» **Task requirements**
Every entry that follows should be reproduced exactly.
───── Material
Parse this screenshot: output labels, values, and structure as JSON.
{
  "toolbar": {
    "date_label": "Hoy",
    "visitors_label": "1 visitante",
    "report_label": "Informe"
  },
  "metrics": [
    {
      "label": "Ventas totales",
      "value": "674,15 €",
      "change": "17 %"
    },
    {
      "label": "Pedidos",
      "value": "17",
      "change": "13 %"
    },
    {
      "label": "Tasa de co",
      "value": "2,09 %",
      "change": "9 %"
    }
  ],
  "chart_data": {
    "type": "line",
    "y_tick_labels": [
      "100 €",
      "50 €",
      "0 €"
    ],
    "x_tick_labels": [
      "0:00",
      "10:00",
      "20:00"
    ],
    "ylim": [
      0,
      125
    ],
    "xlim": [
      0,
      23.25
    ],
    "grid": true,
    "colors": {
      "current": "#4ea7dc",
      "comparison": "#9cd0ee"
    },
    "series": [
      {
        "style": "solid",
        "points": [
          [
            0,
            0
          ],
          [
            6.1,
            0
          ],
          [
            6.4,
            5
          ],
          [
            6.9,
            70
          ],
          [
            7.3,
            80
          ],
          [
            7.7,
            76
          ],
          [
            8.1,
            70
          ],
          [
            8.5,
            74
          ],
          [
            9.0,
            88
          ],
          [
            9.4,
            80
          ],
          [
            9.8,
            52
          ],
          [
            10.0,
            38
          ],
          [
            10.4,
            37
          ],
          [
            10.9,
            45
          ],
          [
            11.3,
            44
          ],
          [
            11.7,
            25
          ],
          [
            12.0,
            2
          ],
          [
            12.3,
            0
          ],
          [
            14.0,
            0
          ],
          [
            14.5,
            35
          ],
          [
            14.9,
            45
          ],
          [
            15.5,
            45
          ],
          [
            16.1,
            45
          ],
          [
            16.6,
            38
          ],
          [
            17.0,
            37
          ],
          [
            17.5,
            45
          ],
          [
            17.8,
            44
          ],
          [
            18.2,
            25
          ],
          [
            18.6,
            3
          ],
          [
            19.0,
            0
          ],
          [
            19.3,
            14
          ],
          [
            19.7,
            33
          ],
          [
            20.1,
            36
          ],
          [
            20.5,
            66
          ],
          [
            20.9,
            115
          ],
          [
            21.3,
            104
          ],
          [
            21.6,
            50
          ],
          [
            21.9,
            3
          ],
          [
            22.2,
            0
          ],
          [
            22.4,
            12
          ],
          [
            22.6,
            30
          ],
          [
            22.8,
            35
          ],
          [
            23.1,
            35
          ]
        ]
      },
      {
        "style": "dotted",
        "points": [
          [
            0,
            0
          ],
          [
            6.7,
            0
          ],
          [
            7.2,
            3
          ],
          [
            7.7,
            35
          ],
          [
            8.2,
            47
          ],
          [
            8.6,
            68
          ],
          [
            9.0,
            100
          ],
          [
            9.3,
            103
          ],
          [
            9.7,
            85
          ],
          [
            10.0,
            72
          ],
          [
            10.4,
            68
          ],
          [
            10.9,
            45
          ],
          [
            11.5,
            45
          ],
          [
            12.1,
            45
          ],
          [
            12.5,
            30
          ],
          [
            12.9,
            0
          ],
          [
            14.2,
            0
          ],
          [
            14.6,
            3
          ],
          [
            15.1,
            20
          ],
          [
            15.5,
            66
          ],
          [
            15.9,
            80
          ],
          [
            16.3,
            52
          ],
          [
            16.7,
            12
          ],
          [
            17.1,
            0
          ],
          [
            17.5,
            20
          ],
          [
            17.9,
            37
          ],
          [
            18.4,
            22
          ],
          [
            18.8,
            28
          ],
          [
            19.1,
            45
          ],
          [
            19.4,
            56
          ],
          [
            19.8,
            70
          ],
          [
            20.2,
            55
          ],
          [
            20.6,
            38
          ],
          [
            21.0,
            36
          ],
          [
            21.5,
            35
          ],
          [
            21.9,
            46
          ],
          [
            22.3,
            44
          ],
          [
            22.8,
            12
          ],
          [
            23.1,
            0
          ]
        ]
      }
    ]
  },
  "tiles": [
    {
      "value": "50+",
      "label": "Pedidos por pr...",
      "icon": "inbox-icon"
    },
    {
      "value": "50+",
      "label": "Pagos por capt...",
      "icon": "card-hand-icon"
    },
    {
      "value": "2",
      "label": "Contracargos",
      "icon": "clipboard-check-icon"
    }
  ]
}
──────────
» **Final answer**
Parse this screenshot: output labels, values, and structure as JSON.
{
  "toolbar": {
    "date_label": "Hoy",
    "visitors_label": "1 visitante",
    "report_label": "Informe"
  },
  "metrics": [
    {
      "label": "Ventas totales",
      "value": "674,15 €",
      "change": "17 %"
    },
    {
      "label": "Pedidos",
      "value": "17",
      "change": "13 %"
    },
    {
      "label": "Tasa de co",
      "value": "2,09 %",
      "change": "9 %"
    }
  ],
  "chart_data": {
    "type": "line",
    "y_tick_labels": [
      "100 €",
      "50 €",
      "0 €"
    ],
    "x_tick_labels": [
      "0:00",
      "10:00",
      "20:00"
    ],
    "ylim": [
      0,
      125
    ],
    "xlim": [
      0,
      23.25
    ],
    "grid": true,
    "colors": {
      "current": "#4ea7dc",
      "comparison": "#9cd0ee"
    },
    "series": [
      {
        "style": "solid",
        "points": [
          [
            0,
            0
          ],
          [
            6.1,
            0
          ],
          [
            6.4,
            5
          ],
          [
            6.9,
            70
          ],
          [
            7.3,
            80
          ],
          [
            7.7,
            76
          ],
          [
            8.1,
            70
          ],
          [
            8.5,
            74
          ],
          [
            9.0,
            88
          ],
          [
            9.4,
            80
          ],
          [
            9.8,
            52
          ],
          [
            10.0,
            38
          ],
          [
            10.4,
            37
          ],
          [
            10.9,
            45
          ],
          [
            11.3,
            44
          ],
          [
            11.7,
            25
          ],
          [
            12.0,
            2
          ],
          [
            12.3,
            0
          ],
          [
            14.0,
            0
          ],
          [
            14.5,
            35
          ],
          [
            14.9,
            45
          ],
          [
            15.5,
            45
          ],
          [
            16.1,
            45
          ],
          [
            16.6,
            38
          ],
          [
            17.0,
            37
          ],
          [
            17.5,
            45
          ],
          [
            17.8,
            44
          ],
          [
            18.2,
            25
          ],
          [
            18.6,
            3
          ],
          [
            19.0,
            0
          ],
          [
            19.3,
            14
          ],
          [
            19.7,
            33
          ],
          [
            20.1,
            36
          ],
          [
            20.5,
            66
          ],
          [
            20.9,
            115
          ],
          [
            21.3,
            104
          ],
          [
            21.6,
            50
          ],
          [
            21.9,
            3
          ],
          [
            22.2,
            0
          ],
          [
            22.4,
            12
          ],
          [
            22.6,
            30
          ],
          [
            22.8,
            35
          ],
          [
            23.1,
            35
          ]
        ]
      },
      {
        "style": "dotted",
        "points": [
          [
            0,
            0
          ],
          [
            6.7,
            0
          ],
          [
            7.2,
            3
          ],
          [
            7.7,
            35
          ],
          [
            8.2,
            47
          ],
          [
            8.6,
            68
          ],
          [
            9.0,
            100
          ],
          [
            9.3,
            103
          ],
          [
            9.7,
            85
          ],
          [
            10.0,
            72
          ],
          [
            10.4,
            68
          ],
          [
            10.9,
            45
          ],
          [
            11.5,
            45
          ],
          [
            12.1,
            45
          ],
          [
            12.5,
            30
          ],
          [
            12.9,
            0
          ],
          [
            14.2,
            0
          ],
          [
            14.6,
            3
          ],
          [
            15.1,
            20
          ],
          [
            15.5,
            66
          ],
          [
            15.9,
            80
          ],
          [
            16.3,
            52
          ],
          [
            16.7,
            12
          ],
          [
            17.1,
            0
          ],
          [
            17.5,
            20
          ],
          [
            17.9,
            37
          ],
          [
            18.4,
            22
          ],
          [
            18.8,
            28
          ],
          [
            19.1,
            45
          ],
          [
            19.4,
            56
          ],
          [
            19.8,
            70
          ],
          [
            20.2,
            55
          ],
          [
            20.6,
            38
          ],
          [
            21.0,
            36
          ],
          [
            21.5,
            35
          ],
          [
            21.9,
            46
          ],
          [
            22.3,
            44
          ],
          [
            22.8,
            12
          ],
          [
            23.1,
            0
          ]
        ]
      }
    ]
  },
  "tiles": [
    {
      "value": "50+",
      "label": "Pedidos por pr...",
      "icon": "inbox-icon"
    },
    {
      "value": "50+",
      "label": "Pagos por capt...",
      "icon": "card-hand-icon"
    },
    {
      "value": "2",
      "label": "Contracargos",
      "icon": "clipboard-check-icon"
    }
  ]
}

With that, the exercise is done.